__Entries__

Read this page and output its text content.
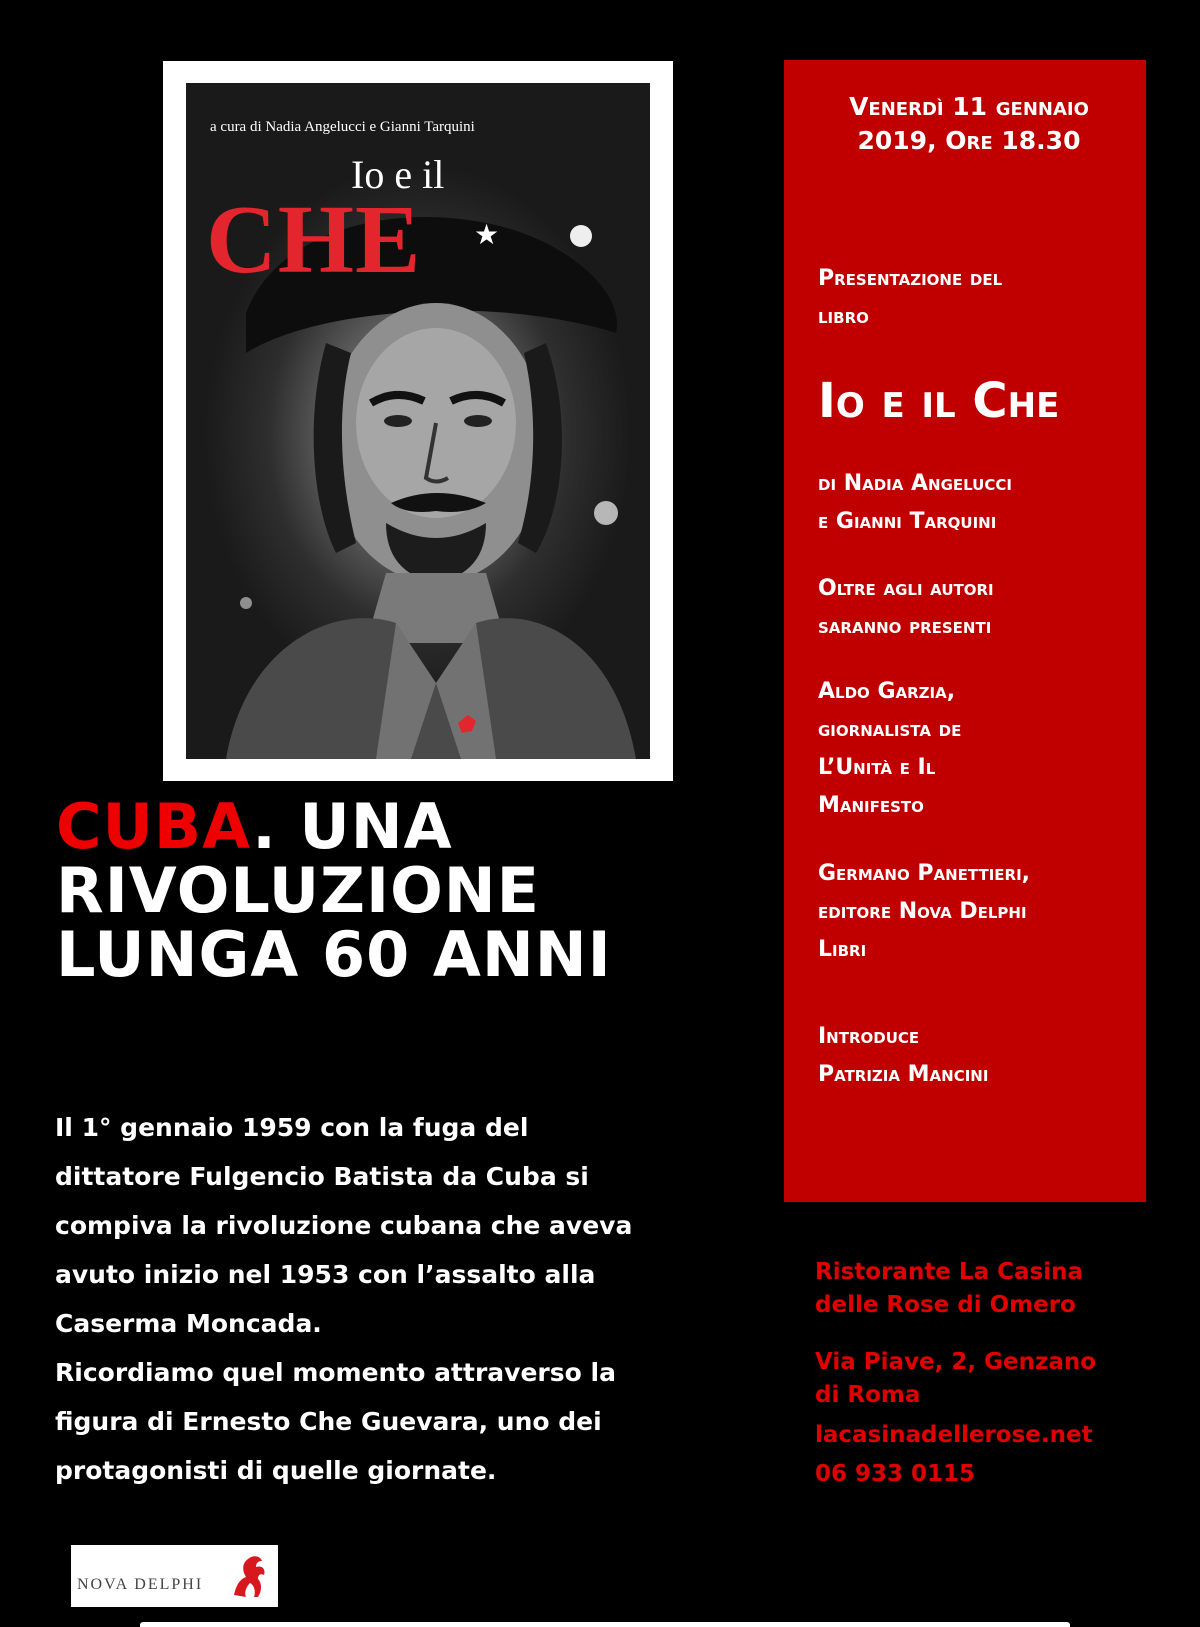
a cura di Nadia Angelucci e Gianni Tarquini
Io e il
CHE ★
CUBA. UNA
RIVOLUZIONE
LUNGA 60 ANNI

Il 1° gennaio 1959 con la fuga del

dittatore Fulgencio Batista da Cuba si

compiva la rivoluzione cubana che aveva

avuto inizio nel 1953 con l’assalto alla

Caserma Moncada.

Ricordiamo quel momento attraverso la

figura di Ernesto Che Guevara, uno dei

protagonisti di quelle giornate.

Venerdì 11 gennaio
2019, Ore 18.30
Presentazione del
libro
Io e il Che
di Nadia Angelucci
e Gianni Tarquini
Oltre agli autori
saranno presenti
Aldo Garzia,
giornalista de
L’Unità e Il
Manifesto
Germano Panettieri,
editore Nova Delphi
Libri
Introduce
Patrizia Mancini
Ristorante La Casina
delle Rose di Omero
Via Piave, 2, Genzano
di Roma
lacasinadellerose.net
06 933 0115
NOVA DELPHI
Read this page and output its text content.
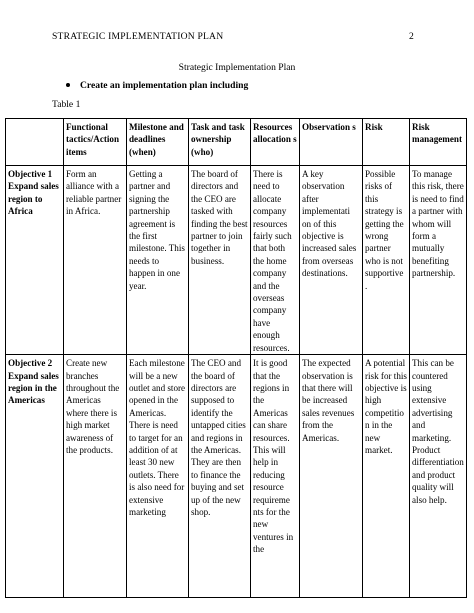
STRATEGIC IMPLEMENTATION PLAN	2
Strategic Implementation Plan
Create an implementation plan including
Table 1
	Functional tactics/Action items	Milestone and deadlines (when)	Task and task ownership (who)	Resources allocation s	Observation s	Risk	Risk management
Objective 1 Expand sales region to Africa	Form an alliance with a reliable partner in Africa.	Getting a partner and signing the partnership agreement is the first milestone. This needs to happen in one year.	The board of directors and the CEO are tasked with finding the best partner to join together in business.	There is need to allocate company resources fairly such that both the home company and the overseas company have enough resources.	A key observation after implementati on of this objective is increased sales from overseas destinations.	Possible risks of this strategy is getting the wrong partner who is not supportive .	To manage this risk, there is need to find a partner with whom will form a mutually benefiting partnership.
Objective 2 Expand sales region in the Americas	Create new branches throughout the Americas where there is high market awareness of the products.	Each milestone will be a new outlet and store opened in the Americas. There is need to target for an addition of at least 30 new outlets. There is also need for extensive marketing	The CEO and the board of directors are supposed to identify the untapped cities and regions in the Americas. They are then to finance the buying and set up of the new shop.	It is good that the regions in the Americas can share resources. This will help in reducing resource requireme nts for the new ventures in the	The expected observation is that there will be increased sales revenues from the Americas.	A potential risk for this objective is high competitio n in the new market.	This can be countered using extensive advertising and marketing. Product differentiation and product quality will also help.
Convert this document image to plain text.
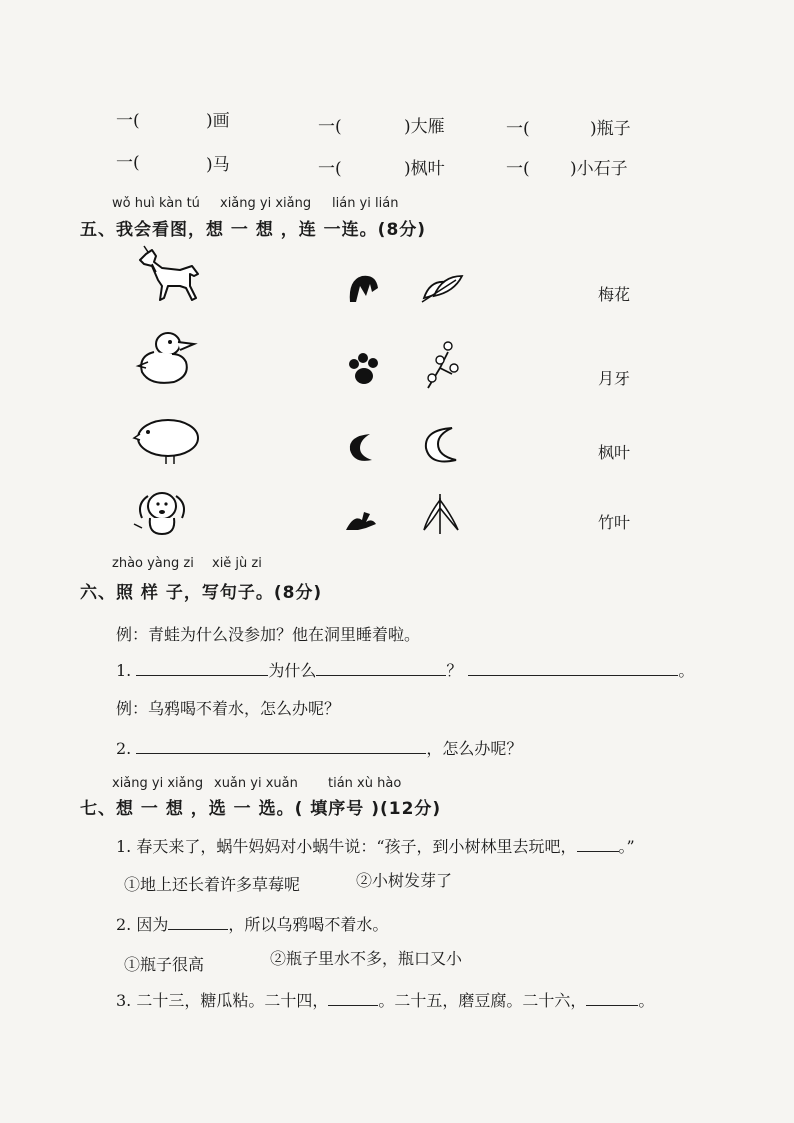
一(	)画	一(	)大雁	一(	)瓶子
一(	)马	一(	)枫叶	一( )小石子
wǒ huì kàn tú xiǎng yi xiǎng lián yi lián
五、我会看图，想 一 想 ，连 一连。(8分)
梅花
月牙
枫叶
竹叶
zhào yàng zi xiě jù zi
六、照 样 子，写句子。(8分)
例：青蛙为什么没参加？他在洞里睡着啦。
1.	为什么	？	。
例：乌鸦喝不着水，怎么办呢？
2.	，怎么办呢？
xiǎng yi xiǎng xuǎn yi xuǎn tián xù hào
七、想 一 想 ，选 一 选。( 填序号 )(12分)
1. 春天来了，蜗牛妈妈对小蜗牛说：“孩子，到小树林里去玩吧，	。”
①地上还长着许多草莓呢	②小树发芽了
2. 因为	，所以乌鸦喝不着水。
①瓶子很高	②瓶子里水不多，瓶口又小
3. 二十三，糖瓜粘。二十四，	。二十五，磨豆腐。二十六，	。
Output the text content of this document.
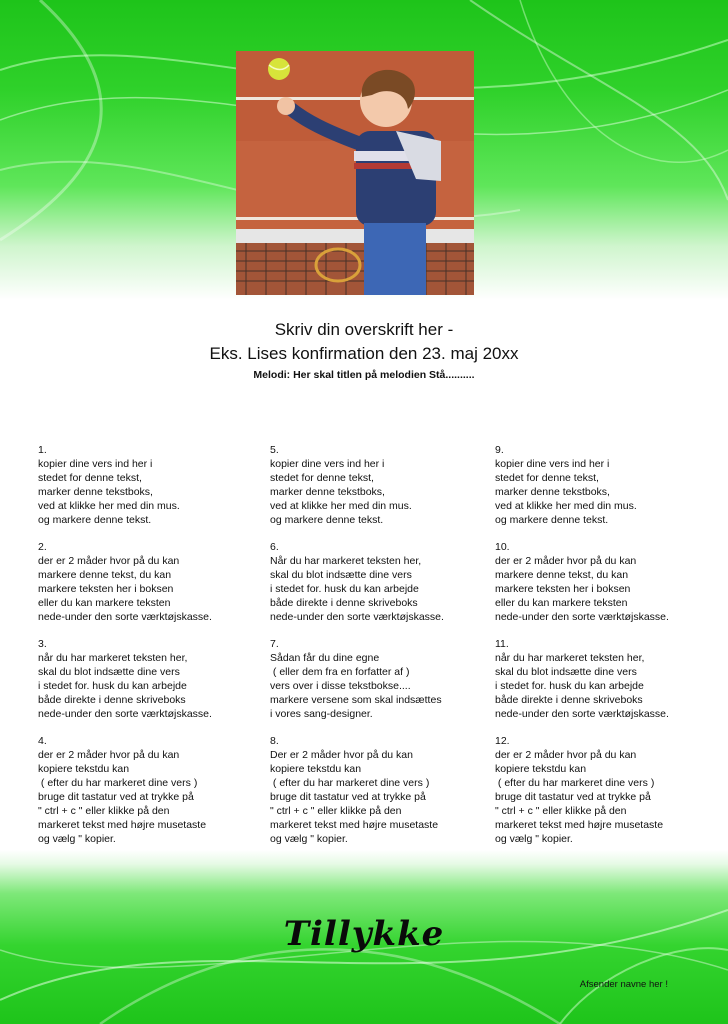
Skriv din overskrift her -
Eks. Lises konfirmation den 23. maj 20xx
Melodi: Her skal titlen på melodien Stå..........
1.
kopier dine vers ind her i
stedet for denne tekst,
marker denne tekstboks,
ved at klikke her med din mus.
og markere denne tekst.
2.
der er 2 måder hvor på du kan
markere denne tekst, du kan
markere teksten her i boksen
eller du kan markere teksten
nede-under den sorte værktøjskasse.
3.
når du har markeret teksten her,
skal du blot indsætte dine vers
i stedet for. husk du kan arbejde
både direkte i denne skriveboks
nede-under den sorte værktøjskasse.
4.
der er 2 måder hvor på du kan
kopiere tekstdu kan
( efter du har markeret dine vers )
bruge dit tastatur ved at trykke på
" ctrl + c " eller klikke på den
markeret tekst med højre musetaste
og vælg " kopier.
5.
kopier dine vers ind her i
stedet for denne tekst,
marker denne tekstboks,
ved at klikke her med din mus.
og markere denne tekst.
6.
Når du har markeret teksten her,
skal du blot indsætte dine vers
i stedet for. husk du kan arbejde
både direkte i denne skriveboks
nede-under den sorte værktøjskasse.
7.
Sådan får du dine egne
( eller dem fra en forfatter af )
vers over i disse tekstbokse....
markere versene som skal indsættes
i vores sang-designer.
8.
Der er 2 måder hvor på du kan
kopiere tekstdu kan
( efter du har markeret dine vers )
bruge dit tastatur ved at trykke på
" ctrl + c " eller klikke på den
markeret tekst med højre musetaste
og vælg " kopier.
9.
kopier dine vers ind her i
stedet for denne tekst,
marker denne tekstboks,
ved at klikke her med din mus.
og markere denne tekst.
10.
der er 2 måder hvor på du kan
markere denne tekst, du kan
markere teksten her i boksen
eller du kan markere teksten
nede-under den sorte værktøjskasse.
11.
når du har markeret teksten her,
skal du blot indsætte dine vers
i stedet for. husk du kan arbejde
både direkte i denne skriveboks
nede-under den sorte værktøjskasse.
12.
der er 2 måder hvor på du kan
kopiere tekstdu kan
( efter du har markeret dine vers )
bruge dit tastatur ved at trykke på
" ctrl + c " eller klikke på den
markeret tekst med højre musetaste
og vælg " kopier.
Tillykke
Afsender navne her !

__Problem statement__
Copy all lines of the material above where the string "Angelucci" occurs.

__Response below__
a cura di Nadia Angelucci e Gianni Tarquini
di Nadia Angelucci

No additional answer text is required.